> _SHORT PROBLEM_
Report how many lines in the records hold the string "Photoblog"; give the number and nothing else.

Collected data entries

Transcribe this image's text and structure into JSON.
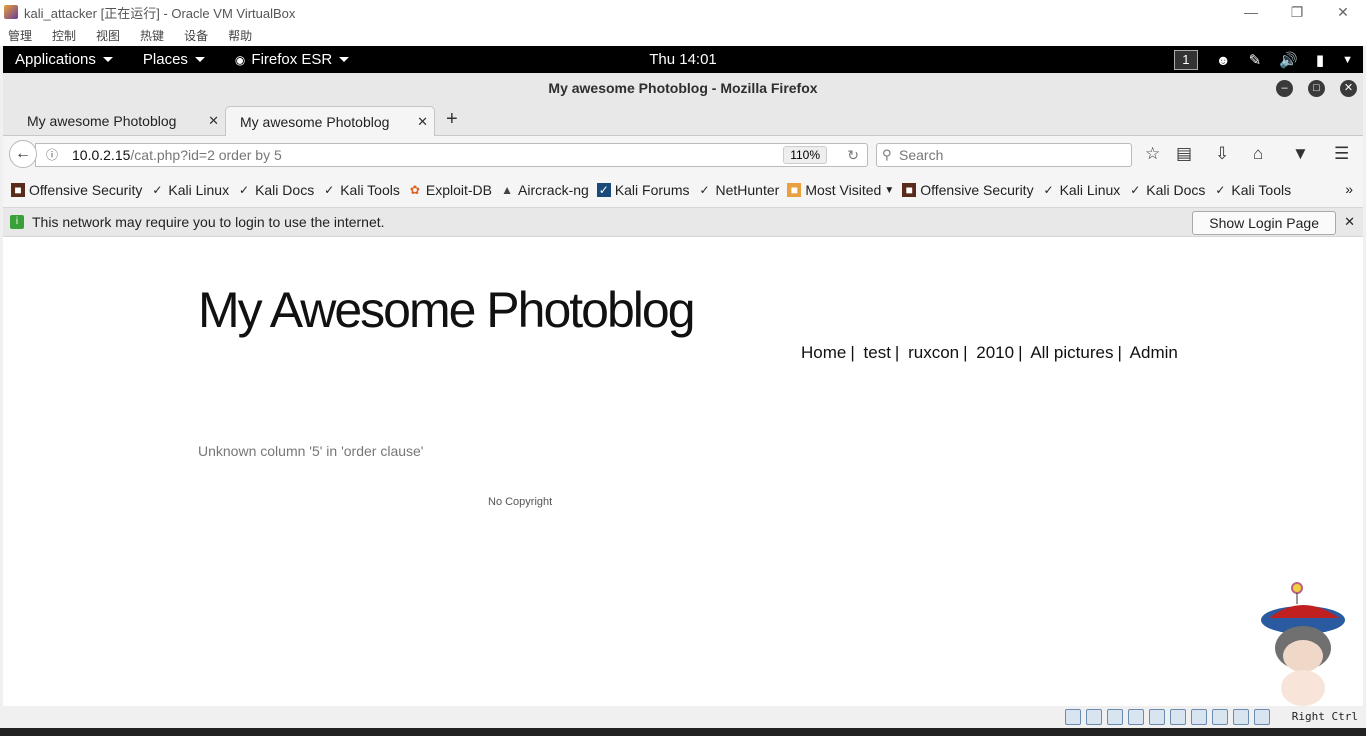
{
  "vbox": {
    "title": "kali_attacker [正在运行] - Oracle VM VirtualBox",
    "menu": [
      "管理",
      "控制",
      "视图",
      "热键",
      "设备",
      "帮助"
    ],
    "host_key": "Right Ctrl"
  },
  "gnome": {
    "applications": "Applications",
    "places": "Places",
    "app": "Firefox ESR",
    "clock": "Thu 14:01",
    "workspace": "1"
  },
  "firefox": {
    "window_title": "My awesome Photoblog - Mozilla Firefox",
    "tabs": [
      {
        "label": "My awesome Photoblog"
      },
      {
        "label": "My awesome Photoblog"
      }
    ],
    "url_host": "10.0.2.15",
    "url_path": "/cat.php?id=2 order by 5",
    "zoom": "110%",
    "search_placeholder": "Search",
    "bookmarks": [
      {
        "label": "Offensive Security",
        "icon": "offsec-icon"
      },
      {
        "label": "Kali Linux",
        "icon": "kali-dragon-icon"
      },
      {
        "label": "Kali Docs",
        "icon": "kali-dragon-icon"
      },
      {
        "label": "Kali Tools",
        "icon": "kali-dragon-icon"
      },
      {
        "label": "Exploit-DB",
        "icon": "exploitdb-icon"
      },
      {
        "label": "Aircrack-ng",
        "icon": "aircrack-icon"
      },
      {
        "label": "Kali Forums",
        "icon": "kali-forums-icon"
      },
      {
        "label": "NetHunter",
        "icon": "kali-dragon-icon"
      },
      {
        "label": "Most Visited",
        "icon": "folder-icon"
      },
      {
        "label": "Offensive Security",
        "icon": "offsec-icon"
      },
      {
        "label": "Kali Linux",
        "icon": "kali-dragon-icon"
      },
      {
        "label": "Kali Docs",
        "icon": "kali-dragon-icon"
      },
      {
        "label": "Kali Tools",
        "icon": "kali-dragon-icon"
      }
    ],
    "notification": "This network may require you to login to use the internet.",
    "notification_button": "Show Login Page"
  },
  "page": {
    "title": "My Awesome Photoblog",
    "nav": [
      "Home",
      "test",
      "ruxcon",
      "2010",
      "All pictures",
      "Admin"
    ],
    "error": "Unknown column '5' in 'order clause'",
    "footer": "No Copyright"
  }
}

> _TASK ANSWER_
4